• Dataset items
☆ ☆ ☆ ☆

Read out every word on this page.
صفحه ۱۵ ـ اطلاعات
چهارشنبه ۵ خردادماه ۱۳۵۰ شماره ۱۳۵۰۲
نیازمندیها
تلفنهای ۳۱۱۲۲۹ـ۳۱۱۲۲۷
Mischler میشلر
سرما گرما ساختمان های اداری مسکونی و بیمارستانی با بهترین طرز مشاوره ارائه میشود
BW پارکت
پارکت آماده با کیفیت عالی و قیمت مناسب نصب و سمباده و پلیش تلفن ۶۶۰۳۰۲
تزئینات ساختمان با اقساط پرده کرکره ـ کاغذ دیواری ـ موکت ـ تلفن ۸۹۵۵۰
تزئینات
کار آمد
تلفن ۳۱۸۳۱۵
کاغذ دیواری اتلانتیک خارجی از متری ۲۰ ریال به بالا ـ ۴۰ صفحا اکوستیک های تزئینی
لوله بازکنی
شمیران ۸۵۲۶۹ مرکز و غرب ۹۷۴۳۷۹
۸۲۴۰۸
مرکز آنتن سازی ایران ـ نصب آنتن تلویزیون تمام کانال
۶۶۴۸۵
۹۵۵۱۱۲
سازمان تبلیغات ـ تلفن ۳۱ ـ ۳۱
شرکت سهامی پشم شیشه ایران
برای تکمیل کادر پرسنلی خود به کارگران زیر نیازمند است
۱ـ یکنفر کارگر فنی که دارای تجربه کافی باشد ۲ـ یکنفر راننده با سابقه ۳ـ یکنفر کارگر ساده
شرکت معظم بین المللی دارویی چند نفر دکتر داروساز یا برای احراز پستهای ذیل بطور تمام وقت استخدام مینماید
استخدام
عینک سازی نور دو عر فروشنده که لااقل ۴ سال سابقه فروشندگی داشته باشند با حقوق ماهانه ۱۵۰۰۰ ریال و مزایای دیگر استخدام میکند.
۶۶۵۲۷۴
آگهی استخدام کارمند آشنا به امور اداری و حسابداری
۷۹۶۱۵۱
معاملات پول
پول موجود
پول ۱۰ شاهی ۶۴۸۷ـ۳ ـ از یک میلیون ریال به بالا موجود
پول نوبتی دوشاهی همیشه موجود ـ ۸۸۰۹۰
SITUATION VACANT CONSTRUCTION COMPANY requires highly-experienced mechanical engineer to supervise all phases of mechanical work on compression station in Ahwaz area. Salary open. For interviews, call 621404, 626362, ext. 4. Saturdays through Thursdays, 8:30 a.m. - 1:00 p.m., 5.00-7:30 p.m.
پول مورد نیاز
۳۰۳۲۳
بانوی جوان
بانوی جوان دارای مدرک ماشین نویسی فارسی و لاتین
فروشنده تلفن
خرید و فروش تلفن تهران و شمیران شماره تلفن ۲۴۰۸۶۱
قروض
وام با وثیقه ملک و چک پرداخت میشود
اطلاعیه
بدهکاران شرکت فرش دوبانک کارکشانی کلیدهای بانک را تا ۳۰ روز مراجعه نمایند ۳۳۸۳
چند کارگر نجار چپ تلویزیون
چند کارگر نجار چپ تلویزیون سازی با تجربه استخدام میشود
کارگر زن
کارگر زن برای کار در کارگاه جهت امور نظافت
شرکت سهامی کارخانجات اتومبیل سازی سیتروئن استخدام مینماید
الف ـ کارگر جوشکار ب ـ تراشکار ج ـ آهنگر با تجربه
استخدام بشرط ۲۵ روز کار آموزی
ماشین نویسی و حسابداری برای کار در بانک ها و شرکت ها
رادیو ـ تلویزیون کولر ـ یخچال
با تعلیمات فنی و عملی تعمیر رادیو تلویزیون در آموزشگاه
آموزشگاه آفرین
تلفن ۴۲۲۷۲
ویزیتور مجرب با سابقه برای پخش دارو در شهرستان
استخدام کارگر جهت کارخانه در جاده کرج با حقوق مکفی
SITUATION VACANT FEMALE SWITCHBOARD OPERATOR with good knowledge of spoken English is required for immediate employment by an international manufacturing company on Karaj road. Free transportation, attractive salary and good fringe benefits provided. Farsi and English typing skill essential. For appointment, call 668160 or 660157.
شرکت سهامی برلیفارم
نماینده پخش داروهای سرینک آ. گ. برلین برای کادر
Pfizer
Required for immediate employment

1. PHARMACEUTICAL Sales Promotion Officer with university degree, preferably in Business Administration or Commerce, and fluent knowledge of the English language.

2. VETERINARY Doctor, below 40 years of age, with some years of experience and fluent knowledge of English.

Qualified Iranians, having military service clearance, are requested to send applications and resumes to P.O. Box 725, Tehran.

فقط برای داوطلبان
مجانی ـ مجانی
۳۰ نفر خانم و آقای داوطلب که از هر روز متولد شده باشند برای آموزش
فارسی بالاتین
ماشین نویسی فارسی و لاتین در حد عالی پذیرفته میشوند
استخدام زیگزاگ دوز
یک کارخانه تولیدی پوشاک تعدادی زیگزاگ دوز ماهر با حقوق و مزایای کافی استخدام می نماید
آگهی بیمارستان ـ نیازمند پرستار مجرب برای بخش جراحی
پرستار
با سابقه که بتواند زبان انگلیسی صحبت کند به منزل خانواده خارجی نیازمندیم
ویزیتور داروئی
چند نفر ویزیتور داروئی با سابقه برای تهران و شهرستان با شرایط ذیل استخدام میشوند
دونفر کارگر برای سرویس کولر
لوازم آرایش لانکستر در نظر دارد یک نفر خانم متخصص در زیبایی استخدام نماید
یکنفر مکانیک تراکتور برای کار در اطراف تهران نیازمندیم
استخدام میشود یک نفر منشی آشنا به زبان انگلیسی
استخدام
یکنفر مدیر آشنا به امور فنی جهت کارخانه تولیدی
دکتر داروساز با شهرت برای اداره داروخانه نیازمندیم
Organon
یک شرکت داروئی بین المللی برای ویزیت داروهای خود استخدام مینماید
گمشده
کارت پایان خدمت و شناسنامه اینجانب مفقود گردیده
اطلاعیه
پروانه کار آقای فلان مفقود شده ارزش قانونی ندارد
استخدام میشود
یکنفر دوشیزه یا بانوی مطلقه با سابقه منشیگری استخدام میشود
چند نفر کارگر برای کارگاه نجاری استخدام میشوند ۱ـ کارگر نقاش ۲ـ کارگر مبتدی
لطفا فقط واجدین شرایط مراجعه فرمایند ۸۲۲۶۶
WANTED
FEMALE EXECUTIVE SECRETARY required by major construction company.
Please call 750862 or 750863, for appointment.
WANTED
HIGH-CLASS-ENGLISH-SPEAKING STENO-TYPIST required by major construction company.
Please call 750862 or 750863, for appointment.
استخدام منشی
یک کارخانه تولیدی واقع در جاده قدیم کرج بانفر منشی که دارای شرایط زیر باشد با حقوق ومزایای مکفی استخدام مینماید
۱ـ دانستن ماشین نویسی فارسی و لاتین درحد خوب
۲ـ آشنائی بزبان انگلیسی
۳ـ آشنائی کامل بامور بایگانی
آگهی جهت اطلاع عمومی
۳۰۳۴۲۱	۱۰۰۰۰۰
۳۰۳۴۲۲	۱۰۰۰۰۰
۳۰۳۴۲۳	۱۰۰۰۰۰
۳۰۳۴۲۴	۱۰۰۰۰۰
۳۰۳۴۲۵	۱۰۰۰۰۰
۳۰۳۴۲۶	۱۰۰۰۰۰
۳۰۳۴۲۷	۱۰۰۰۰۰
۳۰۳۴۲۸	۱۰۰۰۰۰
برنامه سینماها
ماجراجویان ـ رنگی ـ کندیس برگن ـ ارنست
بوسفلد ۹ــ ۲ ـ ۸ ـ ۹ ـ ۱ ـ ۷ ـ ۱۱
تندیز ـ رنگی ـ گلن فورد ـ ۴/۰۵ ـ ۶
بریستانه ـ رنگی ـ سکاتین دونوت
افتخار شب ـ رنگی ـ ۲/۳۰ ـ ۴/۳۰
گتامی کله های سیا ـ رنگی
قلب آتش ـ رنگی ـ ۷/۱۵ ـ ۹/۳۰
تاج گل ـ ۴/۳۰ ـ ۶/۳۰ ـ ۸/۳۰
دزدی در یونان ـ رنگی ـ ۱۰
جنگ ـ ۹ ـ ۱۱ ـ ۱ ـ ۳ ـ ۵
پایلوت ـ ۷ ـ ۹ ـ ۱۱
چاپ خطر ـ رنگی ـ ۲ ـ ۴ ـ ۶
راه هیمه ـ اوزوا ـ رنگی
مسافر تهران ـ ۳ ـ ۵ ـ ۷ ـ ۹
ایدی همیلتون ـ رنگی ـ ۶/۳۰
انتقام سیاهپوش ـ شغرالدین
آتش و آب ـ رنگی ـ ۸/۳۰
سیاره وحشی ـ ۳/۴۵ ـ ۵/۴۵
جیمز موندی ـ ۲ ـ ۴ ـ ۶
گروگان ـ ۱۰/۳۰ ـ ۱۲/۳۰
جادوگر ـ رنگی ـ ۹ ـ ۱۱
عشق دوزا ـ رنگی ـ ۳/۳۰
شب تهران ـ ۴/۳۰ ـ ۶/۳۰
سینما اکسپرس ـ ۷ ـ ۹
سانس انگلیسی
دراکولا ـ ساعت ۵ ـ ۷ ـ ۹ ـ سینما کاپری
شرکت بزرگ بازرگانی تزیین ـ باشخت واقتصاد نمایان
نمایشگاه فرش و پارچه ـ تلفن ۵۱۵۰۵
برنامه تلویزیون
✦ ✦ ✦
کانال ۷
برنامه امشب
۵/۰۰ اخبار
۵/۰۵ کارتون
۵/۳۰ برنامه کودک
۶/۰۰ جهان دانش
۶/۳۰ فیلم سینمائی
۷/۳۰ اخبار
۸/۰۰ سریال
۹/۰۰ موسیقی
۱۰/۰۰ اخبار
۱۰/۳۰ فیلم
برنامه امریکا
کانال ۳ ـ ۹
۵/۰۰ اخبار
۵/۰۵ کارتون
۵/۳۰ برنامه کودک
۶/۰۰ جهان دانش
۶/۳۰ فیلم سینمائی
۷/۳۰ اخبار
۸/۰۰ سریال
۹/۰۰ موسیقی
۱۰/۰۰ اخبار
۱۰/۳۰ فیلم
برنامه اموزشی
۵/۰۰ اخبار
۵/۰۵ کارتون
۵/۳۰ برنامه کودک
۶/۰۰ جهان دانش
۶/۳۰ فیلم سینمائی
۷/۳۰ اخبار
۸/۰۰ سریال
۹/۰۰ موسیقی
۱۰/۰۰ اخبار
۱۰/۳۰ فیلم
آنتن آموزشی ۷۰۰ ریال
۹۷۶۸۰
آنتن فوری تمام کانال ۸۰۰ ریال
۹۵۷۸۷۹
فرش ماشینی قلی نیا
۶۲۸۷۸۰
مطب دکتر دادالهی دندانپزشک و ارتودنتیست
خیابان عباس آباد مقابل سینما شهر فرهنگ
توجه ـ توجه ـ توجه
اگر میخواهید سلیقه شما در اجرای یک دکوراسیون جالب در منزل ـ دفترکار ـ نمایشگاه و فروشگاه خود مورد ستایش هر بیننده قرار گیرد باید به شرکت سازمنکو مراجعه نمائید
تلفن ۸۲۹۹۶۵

☆ ☆ ☆ ☆

• Do this
Where a line contains the string "مفقود", extract that line.

• Answer to the task
کارت پایان خدمت و شناسنامه اینجانب مفقود گردیده
پروانه کار آقای فلان مفقود شده ارزش قانونی ندارد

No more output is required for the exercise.